Pull out all lines from the listing below in which the word "xlabel" appears.

Records about charts and figures:
____

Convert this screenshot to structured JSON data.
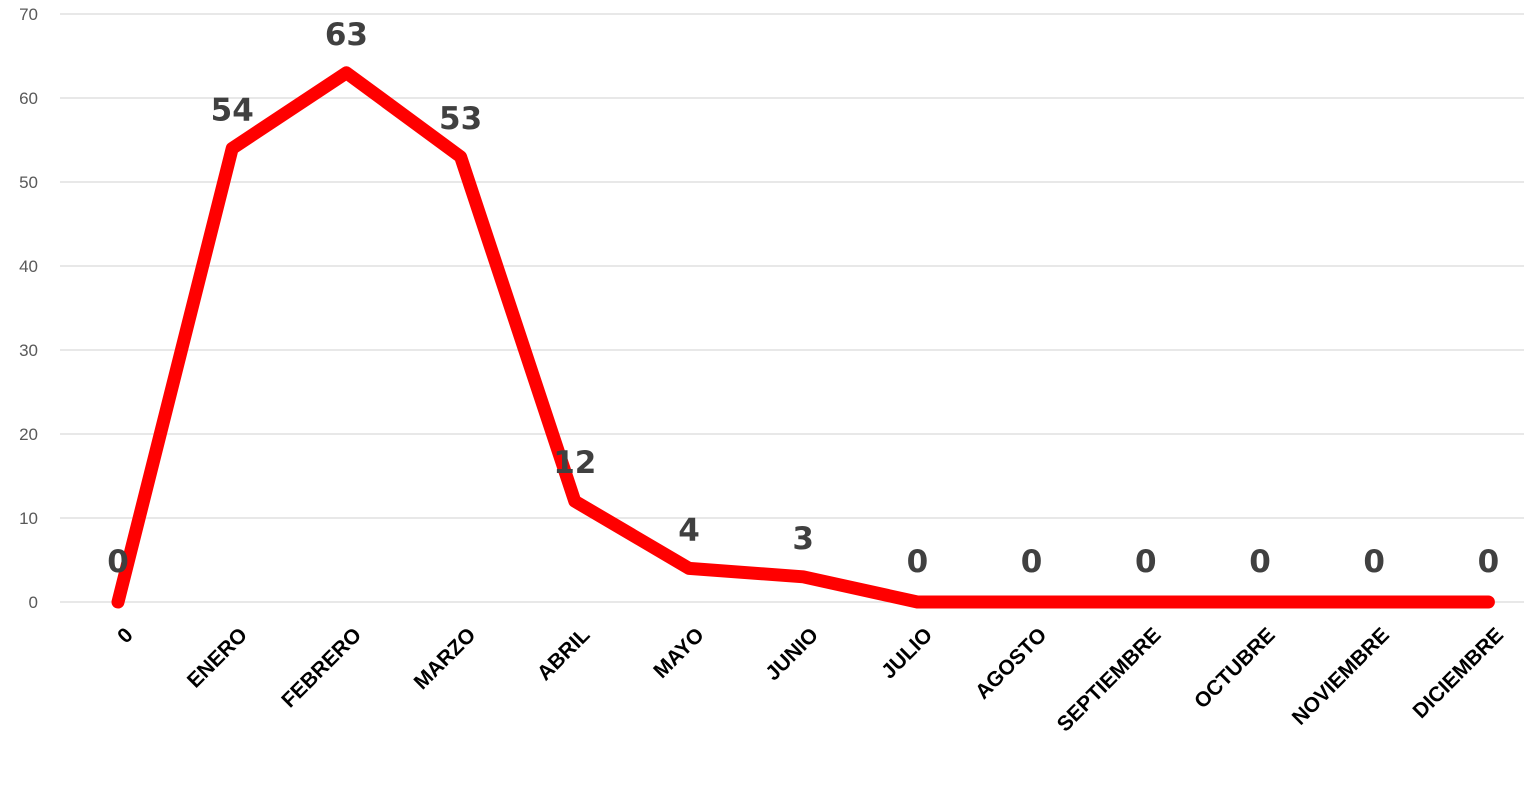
{
  "chart_data": {
    "type": "line",
    "title": "",
    "xlabel": "",
    "ylabel": "",
    "categories": [
      "0",
      "ENERO",
      "FEBRERO",
      "MARZO",
      "ABRIL",
      "MAYO",
      "JUNIO",
      "JULIO",
      "AGOSTO",
      "SEPTIEMBRE",
      "OCTUBRE",
      "NOVIEMBRE",
      "DICIEMBRE"
    ],
    "series": [
      {
        "values": [
          0,
          54,
          63,
          53,
          12,
          4,
          3,
          0,
          0,
          0,
          0,
          0,
          0
        ]
      }
    ],
    "data_labels": [
      "0",
      "54",
      "63",
      "53",
      "12",
      "4",
      "3",
      "0",
      "0",
      "0",
      "0",
      "0",
      "0"
    ],
    "y_ticks": [
      "0",
      "10",
      "20",
      "30",
      "40",
      "50",
      "60",
      "70"
    ],
    "ylim": [
      0,
      70
    ],
    "grid": true,
    "legend": "none",
    "line_color": "#ff0000"
  }
}
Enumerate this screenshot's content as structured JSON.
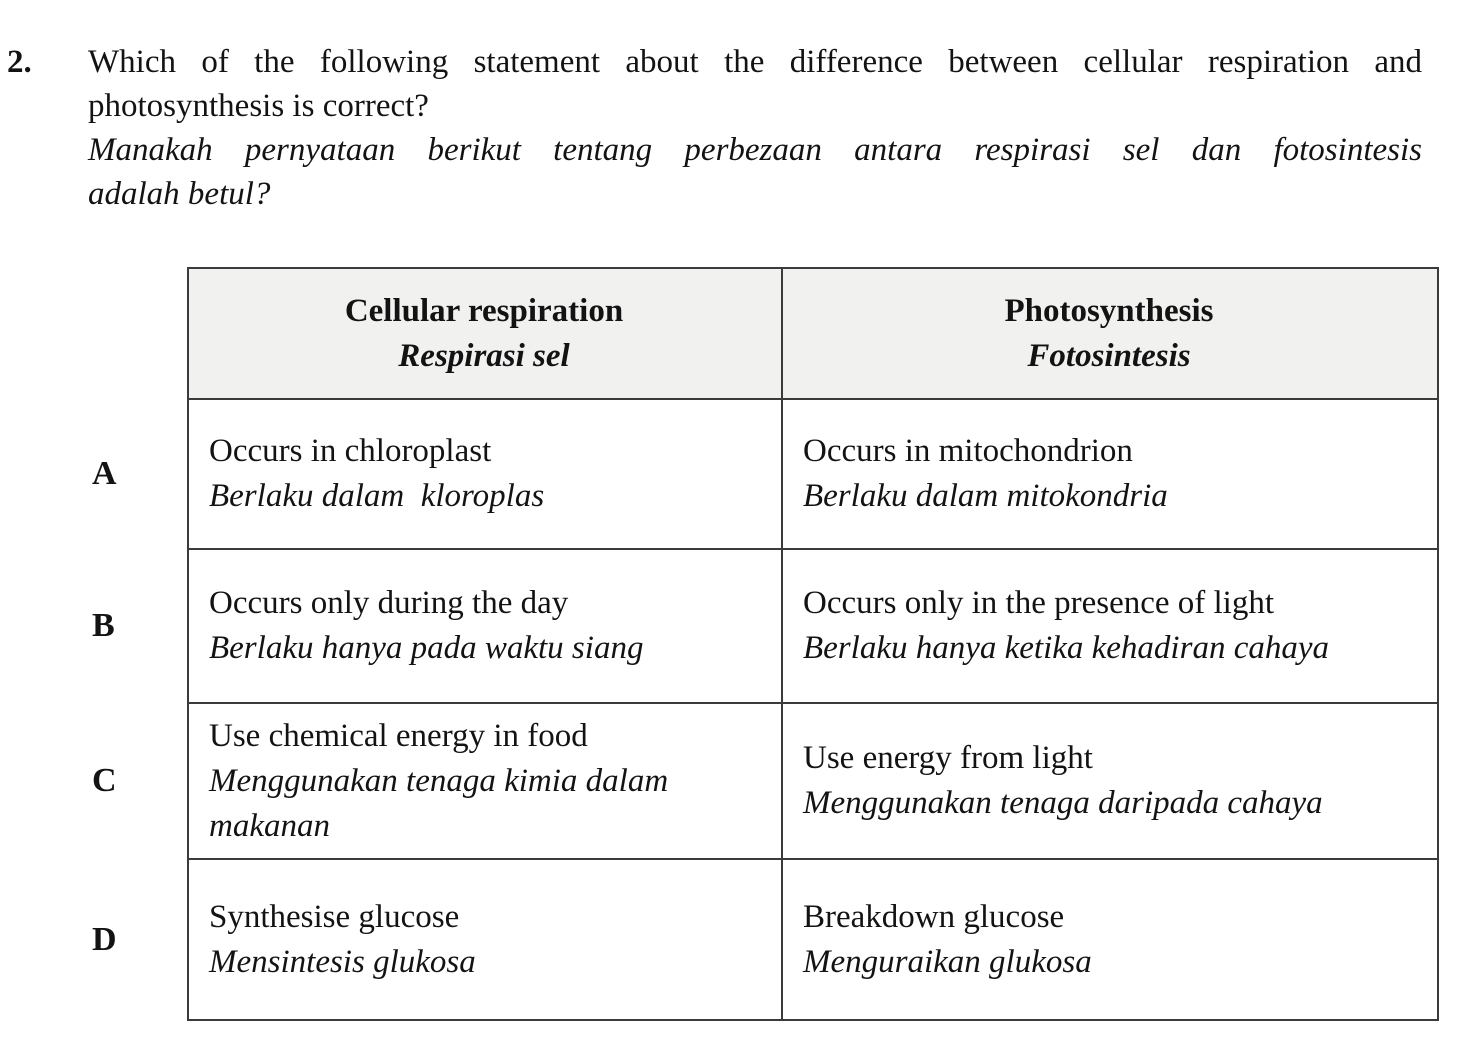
{
  "colors": {
    "header_background": "#f1f1f0",
    "table_border": "#3b3b3b",
    "text": "#131313",
    "page_background": "#ffffff"
  },
  "question": {
    "number": "2.",
    "text_en": [
      "Which of the following statement about the difference between cellular respiration and",
      "photosynthesis is correct?"
    ],
    "text_ms": [
      "Manakah pernyataan berikut tentang perbezaan antara respirasi sel dan fotosintesis",
      "adalah betul?"
    ]
  },
  "table": {
    "headers": [
      {
        "en": "Cellular respiration",
        "ms": "Respirasi sel"
      },
      {
        "en": "Photosynthesis",
        "ms": "Fotosintesis"
      }
    ],
    "options": [
      {
        "letter": "A",
        "cellular_respiration": {
          "en": "Occurs in chloroplast",
          "ms": "Berlaku dalam  kloroplas"
        },
        "photosynthesis": {
          "en": "Occurs in mitochondrion",
          "ms": "Berlaku dalam mitokondria"
        }
      },
      {
        "letter": "B",
        "cellular_respiration": {
          "en": "Occurs only during the day",
          "ms": "Berlaku hanya pada waktu siang"
        },
        "photosynthesis": {
          "en": "Occurs only in the presence of light",
          "ms": "Berlaku hanya ketika kehadiran cahaya"
        }
      },
      {
        "letter": "C",
        "cellular_respiration": {
          "en": "Use chemical energy in food",
          "ms": "Menggunakan tenaga kimia dalam makanan"
        },
        "photosynthesis": {
          "en": "Use energy from light",
          "ms": "Menggunakan tenaga daripada cahaya"
        }
      },
      {
        "letter": "D",
        "cellular_respiration": {
          "en": "Synthesise glucose",
          "ms": "Mensintesis glukosa"
        },
        "photosynthesis": {
          "en": "Breakdown glucose",
          "ms": "Menguraikan glukosa"
        }
      }
    ]
  }
}
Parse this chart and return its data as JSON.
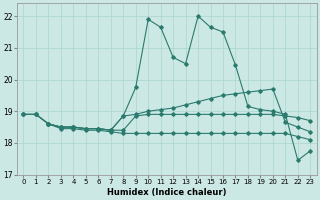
{
  "xlabel": "Humidex (Indice chaleur)",
  "xlim": [
    -0.5,
    23.5
  ],
  "ylim": [
    17,
    22.4
  ],
  "yticks": [
    17,
    18,
    19,
    20,
    21,
    22
  ],
  "xticks": [
    0,
    1,
    2,
    3,
    4,
    5,
    6,
    7,
    8,
    9,
    10,
    11,
    12,
    13,
    14,
    15,
    16,
    17,
    18,
    19,
    20,
    21,
    22,
    23
  ],
  "bg_color": "#cce8e4",
  "line_color": "#2a7a6e",
  "grid_color": "#b0d8d2",
  "lines": [
    {
      "x": [
        0,
        1,
        2,
        3,
        4,
        5,
        6,
        7,
        8,
        9,
        10,
        11,
        12,
        13,
        14,
        15,
        16,
        17,
        18,
        19,
        20,
        21,
        22,
        23
      ],
      "y": [
        18.9,
        18.9,
        18.6,
        18.45,
        18.45,
        18.4,
        18.4,
        18.35,
        18.3,
        18.3,
        18.3,
        18.3,
        18.3,
        18.3,
        18.3,
        18.3,
        18.3,
        18.3,
        18.3,
        18.3,
        18.3,
        18.3,
        18.2,
        18.1
      ]
    },
    {
      "x": [
        2,
        3,
        4,
        5,
        6,
        7,
        8,
        9,
        10,
        11,
        12,
        13,
        14,
        15,
        16,
        17,
        18,
        19,
        20,
        21,
        22,
        23
      ],
      "y": [
        18.6,
        18.5,
        18.5,
        18.45,
        18.45,
        18.4,
        18.4,
        18.85,
        18.9,
        18.9,
        18.9,
        18.9,
        18.9,
        18.9,
        18.9,
        18.9,
        18.9,
        18.9,
        18.9,
        18.85,
        18.8,
        18.7
      ]
    },
    {
      "x": [
        0,
        1,
        2,
        3,
        4,
        5,
        6,
        7,
        8,
        9,
        10,
        11,
        12,
        13,
        14,
        15,
        16,
        17,
        18,
        19,
        20,
        21,
        22,
        23
      ],
      "y": [
        18.9,
        18.9,
        18.6,
        18.5,
        18.5,
        18.45,
        18.45,
        18.4,
        18.85,
        18.9,
        19.0,
        19.05,
        19.1,
        19.2,
        19.3,
        19.4,
        19.5,
        19.55,
        19.6,
        19.65,
        19.7,
        18.65,
        18.5,
        18.35
      ]
    },
    {
      "x": [
        0,
        1,
        2,
        3,
        4,
        5,
        6,
        7,
        8,
        9,
        10,
        11,
        12,
        13,
        14,
        15,
        16,
        17,
        18,
        19,
        20,
        21,
        22,
        23
      ],
      "y": [
        18.9,
        18.9,
        18.6,
        18.5,
        18.5,
        18.45,
        18.45,
        18.4,
        18.85,
        19.75,
        21.9,
        21.65,
        20.7,
        20.5,
        22.0,
        21.65,
        21.5,
        20.45,
        19.15,
        19.05,
        19.0,
        18.9,
        17.45,
        17.75
      ]
    }
  ]
}
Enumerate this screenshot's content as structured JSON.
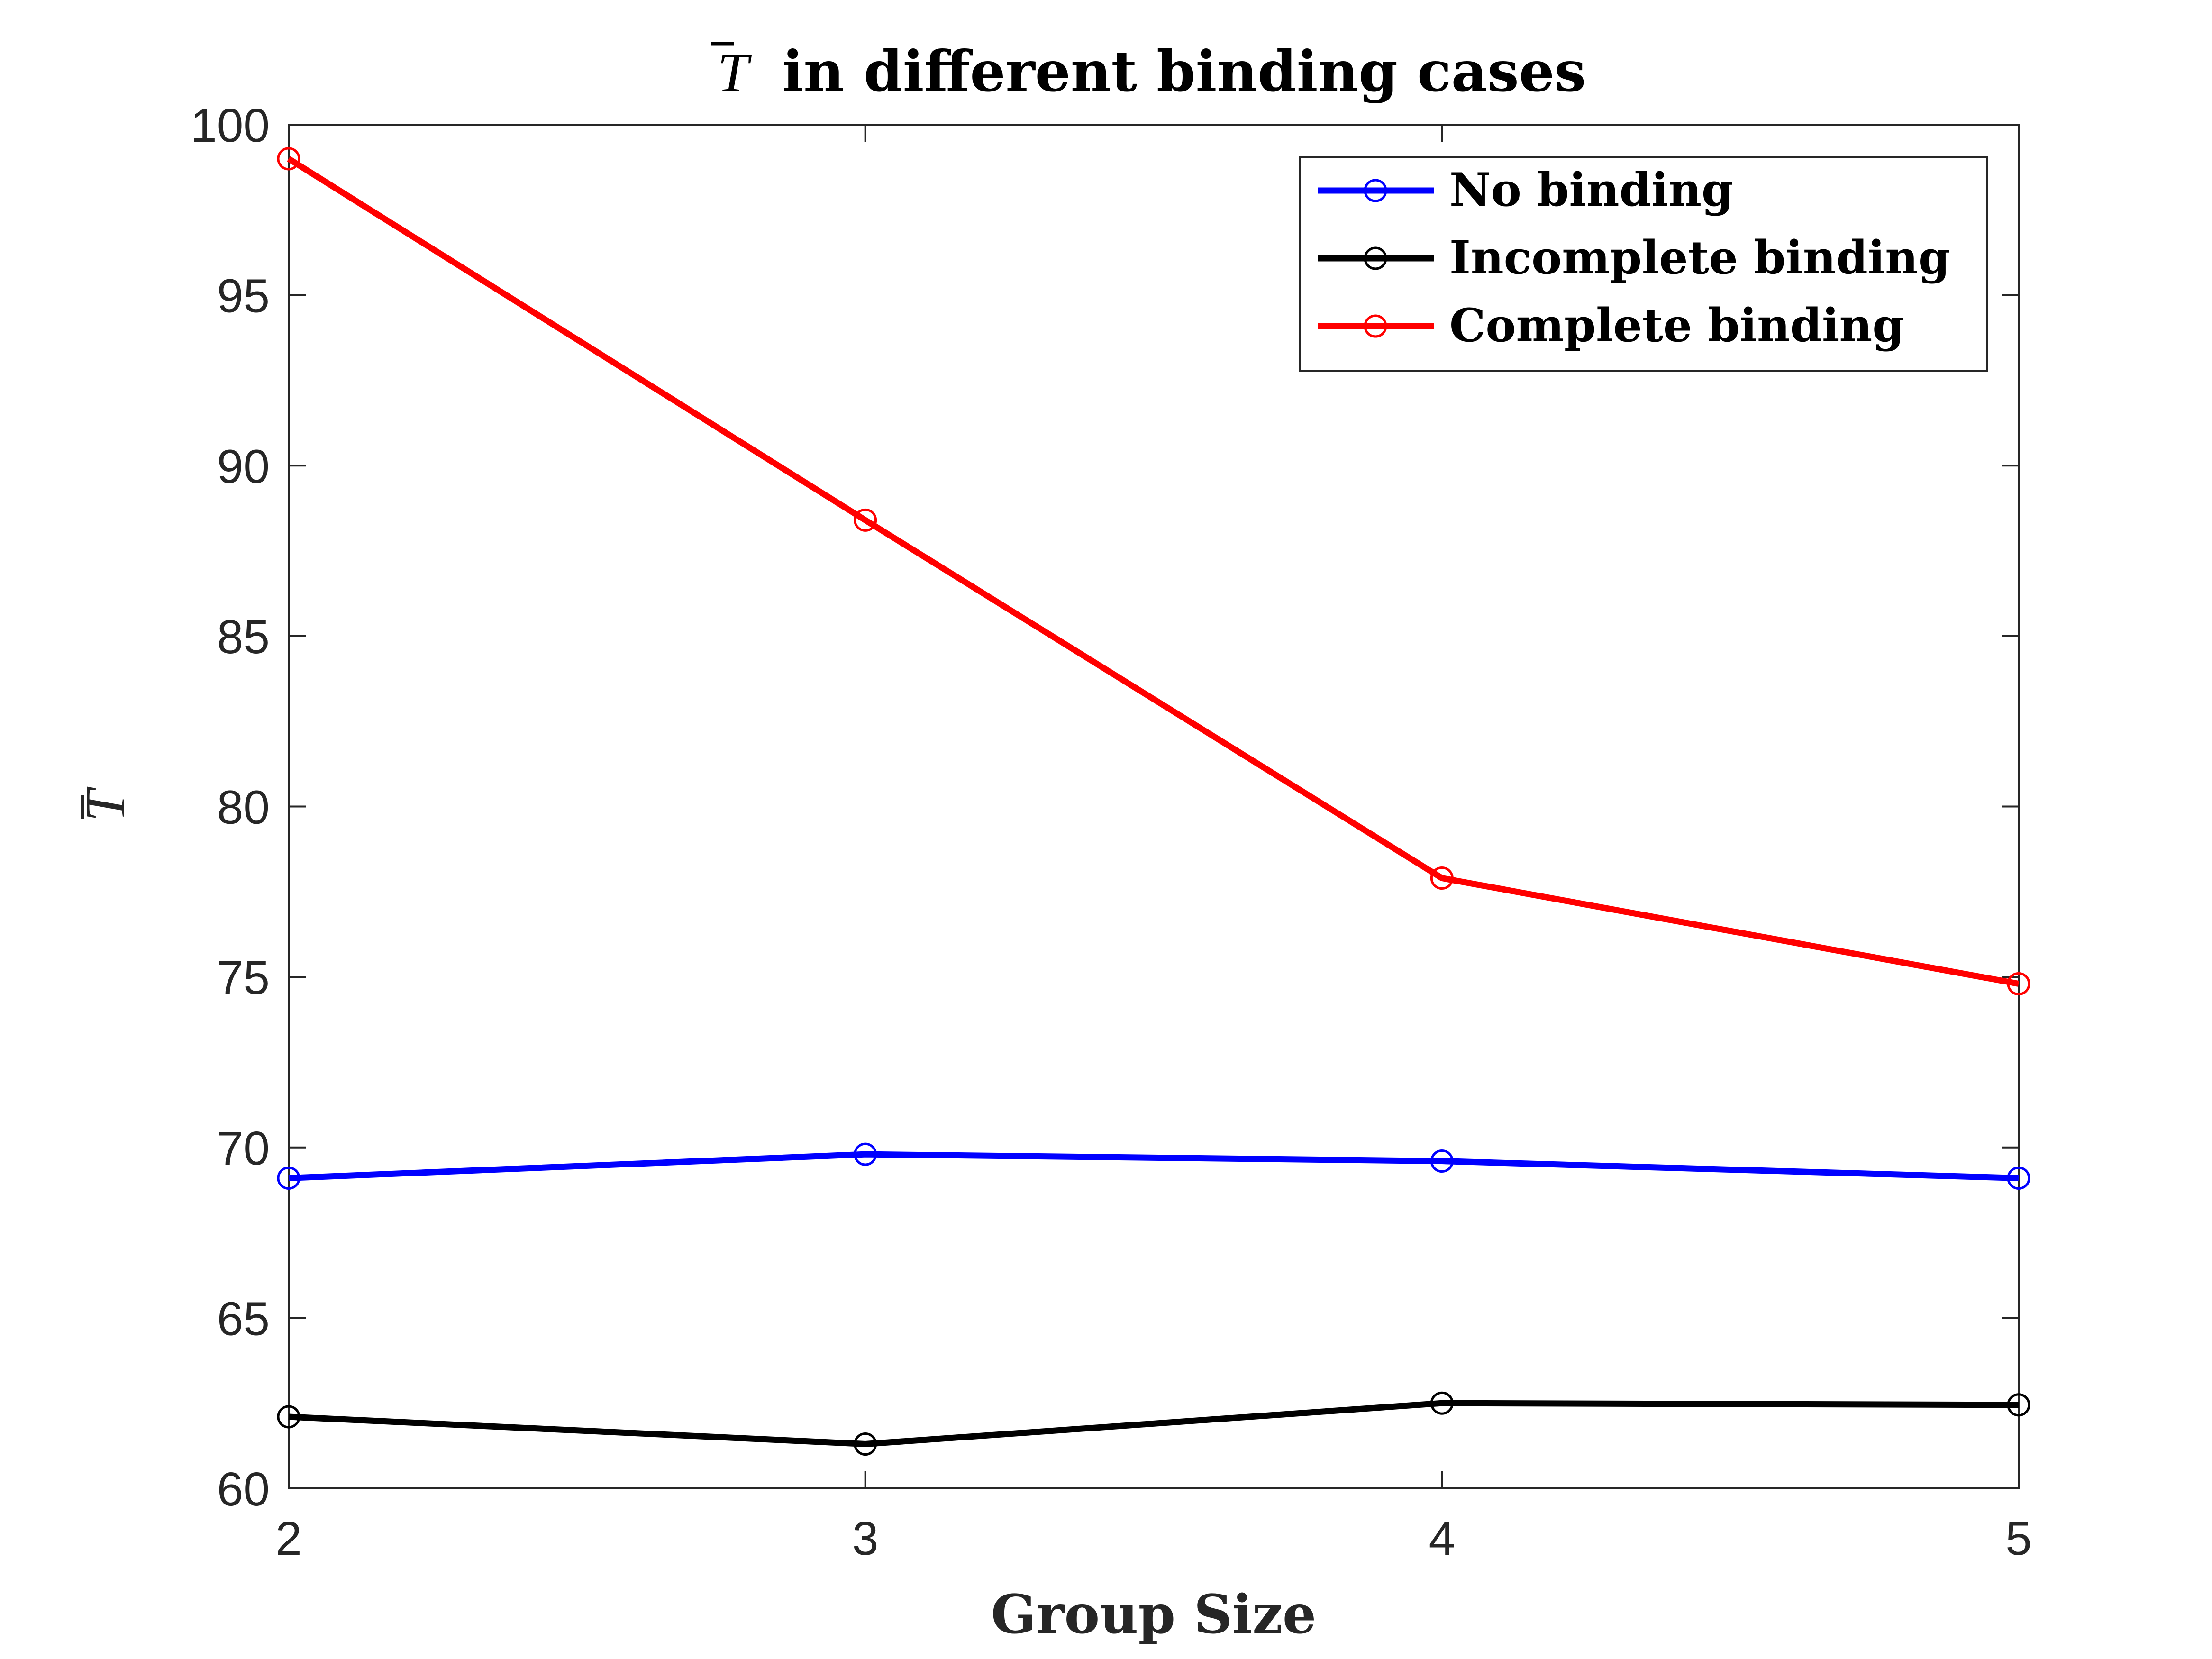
{
  "chart_data": {
    "type": "line",
    "title": "in different binding cases",
    "title_symbol": "T",
    "xlabel": "Group Size",
    "ylabel": "T",
    "x": [
      2,
      3,
      4,
      5
    ],
    "x_ticks": [
      "2",
      "3",
      "4",
      "5"
    ],
    "xlim": [
      2,
      5
    ],
    "ylim": [
      60,
      100
    ],
    "y_ticks": [
      "60",
      "65",
      "70",
      "75",
      "80",
      "85",
      "90",
      "95",
      "100"
    ],
    "grid": false,
    "legend_position": "top-right",
    "series": [
      {
        "name": "No binding",
        "values": [
          69.1,
          69.8,
          69.6,
          69.1
        ],
        "color": "#0000ff",
        "marker": "circle"
      },
      {
        "name": "Incomplete binding",
        "values": [
          62.1,
          61.3,
          62.5,
          62.45
        ],
        "color": "#000000",
        "marker": "circle"
      },
      {
        "name": "Complete binding",
        "values": [
          99.0,
          88.4,
          77.9,
          74.8
        ],
        "color": "#ff0000",
        "marker": "circle"
      }
    ]
  }
}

____

Reply:
    "xlabel": "",
  "xlabel": "Humidex (Indice chaleur)",
    "xlabel": "Group Size",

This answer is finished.